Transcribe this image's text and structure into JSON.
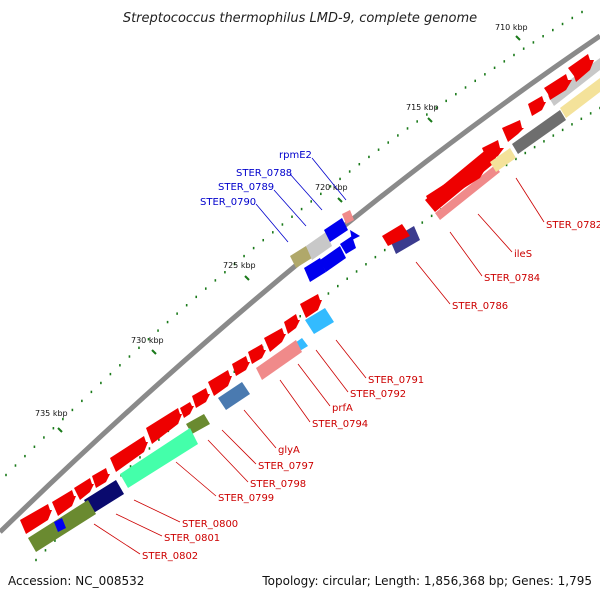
{
  "title": "Streptococcus thermophilus LMD-9, complete genome",
  "footer": {
    "accession": "Accession: NC_008532",
    "summary": "Topology: circular; Length: 1,856,368 bp; Genes: 1,795"
  },
  "ticks": [
    "710 kbp",
    "715 kbp",
    "720 kbp",
    "725 kbp",
    "730 kbp",
    "735 kbp"
  ],
  "labels": {
    "red": [
      "STER_0782",
      "ileS",
      "STER_0784",
      "STER_0786",
      "STER_0791",
      "STER_0792",
      "prfA",
      "STER_0794",
      "glyA",
      "STER_0797",
      "STER_0798",
      "STER_0799",
      "STER_0800",
      "STER_0801",
      "STER_0802"
    ],
    "blue": [
      "rpmE2",
      "STER_0788",
      "STER_0789",
      "STER_0790"
    ]
  },
  "colors": {
    "backbone": "#8a8a8a",
    "forward": "#ee0000",
    "pink": "#f08080",
    "blue": "#0000ee",
    "tick": "#1a7a1a",
    "red_label": "#cc0000",
    "blue_label": "#0000cc"
  }
}
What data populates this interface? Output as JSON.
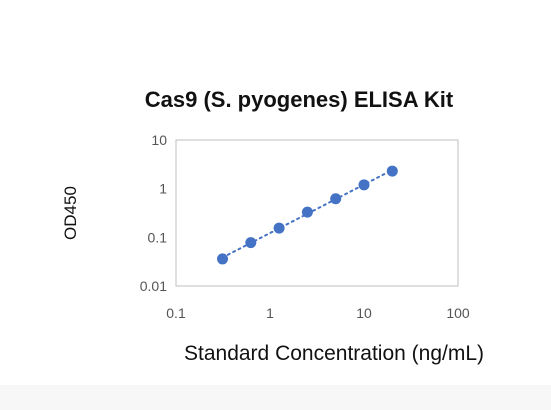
{
  "chart_data": {
    "type": "scatter",
    "title": "Cas9 (S. pyogenes) ELISA Kit",
    "xlabel": "Standard Concentration (ng/mL)",
    "ylabel": "OD450",
    "x_scale": "log",
    "y_scale": "log",
    "xlim": [
      0.1,
      100
    ],
    "ylim": [
      0.01,
      10
    ],
    "x_ticks": [
      "0.1",
      "1",
      "10",
      "100"
    ],
    "y_ticks": [
      "0.01",
      "0.1",
      "1",
      "10"
    ],
    "grid": false,
    "trendline": "dotted",
    "colors": {
      "marker": "#4472c4",
      "trendline": "#4472c4",
      "axis": "#bfbfbf"
    },
    "series": [
      {
        "x": [
          0.3125,
          0.625,
          1.25,
          2.5,
          5,
          10,
          20
        ],
        "y": [
          0.036,
          0.078,
          0.155,
          0.33,
          0.62,
          1.2,
          2.3
        ]
      }
    ]
  }
}
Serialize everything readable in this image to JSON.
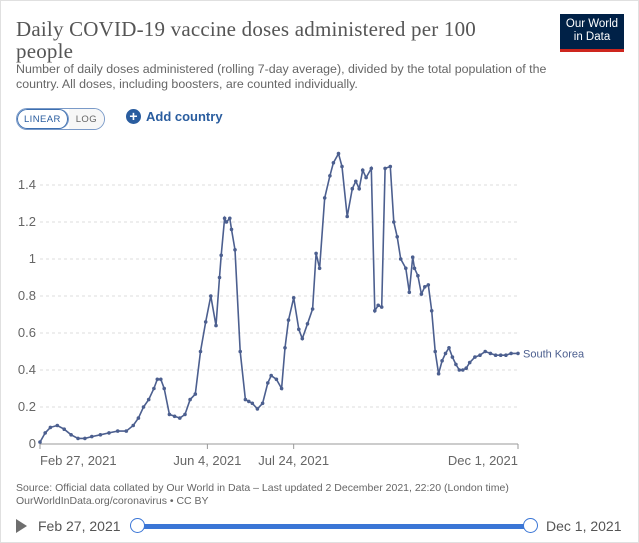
{
  "title": "Daily COVID-19 vaccine doses administered per 100 people",
  "subtitle": "Number of daily doses administered (rolling 7-day average), divided by the total population of the country. All doses, including boosters, are counted individually.",
  "logo": {
    "line1": "Our World",
    "line2": "in Data"
  },
  "scale_toggle": {
    "linear": "LINEAR",
    "log": "LOG",
    "selected": "LINEAR"
  },
  "add_country": "Add country",
  "source": "Source: Official data collated by Our World in Data – Last updated 2 December 2021, 22:20 (London time)\nOurWorldInData.org/coronavirus • CC BY",
  "timeline": {
    "start": "Feb 27, 2021",
    "end": "Dec 1, 2021"
  },
  "colors": {
    "series": "#4c5f8f",
    "accent": "#3b76d6",
    "brand": "#002147"
  },
  "chart_data": {
    "type": "line",
    "y_ticks": [
      "0",
      "0.2",
      "0.4",
      "0.6",
      "0.8",
      "1",
      "1.2",
      "1.4"
    ],
    "x_ticks": [
      "Feb 27, 2021",
      "Jun 4, 2021",
      "Jul 24, 2021",
      "Dec 1, 2021"
    ],
    "ylim": [
      0,
      1.55
    ],
    "grid": true,
    "series": [
      {
        "name": "South Korea",
        "x": [
          "2021-02-27",
          "2021-03-02",
          "2021-03-05",
          "2021-03-09",
          "2021-03-13",
          "2021-03-17",
          "2021-03-21",
          "2021-03-25",
          "2021-03-29",
          "2021-04-03",
          "2021-04-08",
          "2021-04-13",
          "2021-04-18",
          "2021-04-22",
          "2021-04-25",
          "2021-04-28",
          "2021-05-01",
          "2021-05-04",
          "2021-05-06",
          "2021-05-08",
          "2021-05-10",
          "2021-05-13",
          "2021-05-16",
          "2021-05-19",
          "2021-05-22",
          "2021-05-25",
          "2021-05-28",
          "2021-05-31",
          "2021-06-03",
          "2021-06-06",
          "2021-06-09",
          "2021-06-11",
          "2021-06-12",
          "2021-06-14",
          "2021-06-15",
          "2021-06-17",
          "2021-06-18",
          "2021-06-20",
          "2021-06-23",
          "2021-06-26",
          "2021-06-28",
          "2021-06-30",
          "2021-07-03",
          "2021-07-06",
          "2021-07-09",
          "2021-07-11",
          "2021-07-14",
          "2021-07-17",
          "2021-07-19",
          "2021-07-21",
          "2021-07-24",
          "2021-07-27",
          "2021-07-29",
          "2021-08-01",
          "2021-08-04",
          "2021-08-06",
          "2021-08-08",
          "2021-08-11",
          "2021-08-14",
          "2021-08-16",
          "2021-08-19",
          "2021-08-21",
          "2021-08-24",
          "2021-08-27",
          "2021-08-29",
          "2021-08-31",
          "2021-09-02",
          "2021-09-04",
          "2021-09-07",
          "2021-09-09",
          "2021-09-11",
          "2021-09-13",
          "2021-09-15",
          "2021-09-18",
          "2021-09-20",
          "2021-09-22",
          "2021-09-24",
          "2021-09-27",
          "2021-09-29",
          "2021-10-01",
          "2021-10-02",
          "2021-10-04",
          "2021-10-06",
          "2021-10-08",
          "2021-10-10",
          "2021-10-12",
          "2021-10-14",
          "2021-10-16",
          "2021-10-18",
          "2021-10-20",
          "2021-10-22",
          "2021-10-24",
          "2021-10-26",
          "2021-10-28",
          "2021-10-30",
          "2021-11-01",
          "2021-11-03",
          "2021-11-06",
          "2021-11-09",
          "2021-11-12",
          "2021-11-15",
          "2021-11-18",
          "2021-11-21",
          "2021-11-24",
          "2021-11-27",
          "2021-12-01"
        ],
        "values": [
          0.01,
          0.06,
          0.09,
          0.1,
          0.08,
          0.05,
          0.03,
          0.03,
          0.04,
          0.05,
          0.06,
          0.07,
          0.07,
          0.1,
          0.14,
          0.2,
          0.24,
          0.3,
          0.35,
          0.35,
          0.3,
          0.16,
          0.15,
          0.14,
          0.16,
          0.24,
          0.27,
          0.5,
          0.66,
          0.8,
          0.64,
          0.9,
          1.02,
          1.22,
          1.2,
          1.22,
          1.16,
          1.05,
          0.5,
          0.24,
          0.23,
          0.22,
          0.19,
          0.22,
          0.33,
          0.37,
          0.35,
          0.3,
          0.52,
          0.67,
          0.79,
          0.62,
          0.57,
          0.65,
          0.73,
          1.03,
          0.95,
          1.33,
          1.45,
          1.52,
          1.57,
          1.5,
          1.23,
          1.38,
          1.42,
          1.38,
          1.48,
          1.44,
          1.49,
          0.72,
          0.75,
          0.74,
          1.49,
          1.5,
          1.2,
          1.12,
          1.0,
          0.95,
          0.82,
          1.01,
          0.95,
          0.91,
          0.81,
          0.85,
          0.86,
          0.72,
          0.5,
          0.38,
          0.45,
          0.49,
          0.52,
          0.47,
          0.43,
          0.4,
          0.4,
          0.41,
          0.44,
          0.47,
          0.48,
          0.5,
          0.49,
          0.48,
          0.48,
          0.48,
          0.49,
          0.49
        ]
      }
    ]
  }
}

§ §

Reproduce the listing exactly. Do not include its images.

SOLUTION ::
Transcribe this image's text and structure into JSON.
{
  "title": "Streptococcus thermophilus LMD-9, complete genome",
  "footer": {
    "accession": "Accession: NC_008532",
    "summary": "Topology: circular; Length: 1,856,368 bp; Genes: 1,795"
  },
  "ticks": [
    "710 kbp",
    "715 kbp",
    "720 kbp",
    "725 kbp",
    "730 kbp",
    "735 kbp"
  ],
  "labels": {
    "red": [
      "STER_0782",
      "ileS",
      "STER_0784",
      "STER_0786",
      "STER_0791",
      "STER_0792",
      "prfA",
      "STER_0794",
      "glyA",
      "STER_0797",
      "STER_0798",
      "STER_0799",
      "STER_0800",
      "STER_0801",
      "STER_0802"
    ],
    "blue": [
      "rpmE2",
      "STER_0788",
      "STER_0789",
      "STER_0790"
    ]
  },
  "colors": {
    "backbone": "#8a8a8a",
    "forward": "#ee0000",
    "pink": "#f08080",
    "blue": "#0000ee",
    "tick": "#1a7a1a",
    "red_label": "#cc0000",
    "blue_label": "#0000cc"
  }
}
What data populates this interface? Output as JSON.
{
  "chart_data": {
    "type": "scatter",
    "title": "Cas9 (S. pyogenes) ELISA Kit",
    "xlabel": "Standard Concentration (ng/mL)",
    "ylabel": "OD450",
    "x_scale": "log",
    "y_scale": "log",
    "xlim": [
      0.1,
      100
    ],
    "ylim": [
      0.01,
      10
    ],
    "x_ticks": [
      "0.1",
      "1",
      "10",
      "100"
    ],
    "y_ticks": [
      "0.01",
      "0.1",
      "1",
      "10"
    ],
    "grid": false,
    "trendline": "dotted",
    "colors": {
      "marker": "#4472c4",
      "trendline": "#4472c4",
      "axis": "#bfbfbf"
    },
    "series": [
      {
        "x": [
          0.3125,
          0.625,
          1.25,
          2.5,
          5,
          10,
          20
        ],
        "y": [
          0.036,
          0.078,
          0.155,
          0.33,
          0.62,
          1.2,
          2.3
        ]
      }
    ]
  }
}
Serialize everything readable in this image to JSON.
{
  "title": "Daily COVID-19 vaccine doses administered per 100 people",
  "subtitle": "Number of daily doses administered (rolling 7-day average), divided by the total population of the country. All doses, including boosters, are counted individually.",
  "logo": {
    "line1": "Our World",
    "line2": "in Data"
  },
  "scale_toggle": {
    "linear": "LINEAR",
    "log": "LOG",
    "selected": "LINEAR"
  },
  "add_country": "Add country",
  "source": "Source: Official data collated by Our World in Data – Last updated 2 December 2021, 22:20 (London time)\nOurWorldInData.org/coronavirus • CC BY",
  "timeline": {
    "start": "Feb 27, 2021",
    "end": "Dec 1, 2021"
  },
  "colors": {
    "series": "#4c5f8f",
    "accent": "#3b76d6",
    "brand": "#002147"
  },
  "chart_data": {
    "type": "line",
    "y_ticks": [
      "0",
      "0.2",
      "0.4",
      "0.6",
      "0.8",
      "1",
      "1.2",
      "1.4"
    ],
    "x_ticks": [
      "Feb 27, 2021",
      "Jun 4, 2021",
      "Jul 24, 2021",
      "Dec 1, 2021"
    ],
    "ylim": [
      0,
      1.55
    ],
    "grid": true,
    "series": [
      {
        "name": "South Korea",
        "x": [
          "2021-02-27",
          "2021-03-02",
          "2021-03-05",
          "2021-03-09",
          "2021-03-13",
          "2021-03-17",
          "2021-03-21",
          "2021-03-25",
          "2021-03-29",
          "2021-04-03",
          "2021-04-08",
          "2021-04-13",
          "2021-04-18",
          "2021-04-22",
          "2021-04-25",
          "2021-04-28",
          "2021-05-01",
          "2021-05-04",
          "2021-05-06",
          "2021-05-08",
          "2021-05-10",
          "2021-05-13",
          "2021-05-16",
          "2021-05-19",
          "2021-05-22",
          "2021-05-25",
          "2021-05-28",
          "2021-05-31",
          "2021-06-03",
          "2021-06-06",
          "2021-06-09",
          "2021-06-11",
          "2021-06-12",
          "2021-06-14",
          "2021-06-15",
          "2021-06-17",
          "2021-06-18",
          "2021-06-20",
          "2021-06-23",
          "2021-06-26",
          "2021-06-28",
          "2021-06-30",
          "2021-07-03",
          "2021-07-06",
          "2021-07-09",
          "2021-07-11",
          "2021-07-14",
          "2021-07-17",
          "2021-07-19",
          "2021-07-21",
          "2021-07-24",
          "2021-07-27",
          "2021-07-29",
          "2021-08-01",
          "2021-08-04",
          "2021-08-06",
          "2021-08-08",
          "2021-08-11",
          "2021-08-14",
          "2021-08-16",
          "2021-08-19",
          "2021-08-21",
          "2021-08-24",
          "2021-08-27",
          "2021-08-29",
          "2021-08-31",
          "2021-09-02",
          "2021-09-04",
          "2021-09-07",
          "2021-09-09",
          "2021-09-11",
          "2021-09-13",
          "2021-09-15",
          "2021-09-18",
          "2021-09-20",
          "2021-09-22",
          "2021-09-24",
          "2021-09-27",
          "2021-09-29",
          "2021-10-01",
          "2021-10-02",
          "2021-10-04",
          "2021-10-06",
          "2021-10-08",
          "2021-10-10",
          "2021-10-12",
          "2021-10-14",
          "2021-10-16",
          "2021-10-18",
          "2021-10-20",
          "2021-10-22",
          "2021-10-24",
          "2021-10-26",
          "2021-10-28",
          "2021-10-30",
          "2021-11-01",
          "2021-11-03",
          "2021-11-06",
          "2021-11-09",
          "2021-11-12",
          "2021-11-15",
          "2021-11-18",
          "2021-11-21",
          "2021-11-24",
          "2021-11-27",
          "2021-12-01"
        ],
        "values": [
          0.01,
          0.06,
          0.09,
          0.1,
          0.08,
          0.05,
          0.03,
          0.03,
          0.04,
          0.05,
          0.06,
          0.07,
          0.07,
          0.1,
          0.14,
          0.2,
          0.24,
          0.3,
          0.35,
          0.35,
          0.3,
          0.16,
          0.15,
          0.14,
          0.16,
          0.24,
          0.27,
          0.5,
          0.66,
          0.8,
          0.64,
          0.9,
          1.02,
          1.22,
          1.2,
          1.22,
          1.16,
          1.05,
          0.5,
          0.24,
          0.23,
          0.22,
          0.19,
          0.22,
          0.33,
          0.37,
          0.35,
          0.3,
          0.52,
          0.67,
          0.79,
          0.62,
          0.57,
          0.65,
          0.73,
          1.03,
          0.95,
          1.33,
          1.45,
          1.52,
          1.57,
          1.5,
          1.23,
          1.38,
          1.42,
          1.38,
          1.48,
          1.44,
          1.49,
          0.72,
          0.75,
          0.74,
          1.49,
          1.5,
          1.2,
          1.12,
          1.0,
          0.95,
          0.82,
          1.01,
          0.95,
          0.91,
          0.81,
          0.85,
          0.86,
          0.72,
          0.5,
          0.38,
          0.45,
          0.49,
          0.52,
          0.47,
          0.43,
          0.4,
          0.4,
          0.41,
          0.44,
          0.47,
          0.48,
          0.5,
          0.49,
          0.48,
          0.48,
          0.48,
          0.49,
          0.49
        ]
      }
    ]
  }
}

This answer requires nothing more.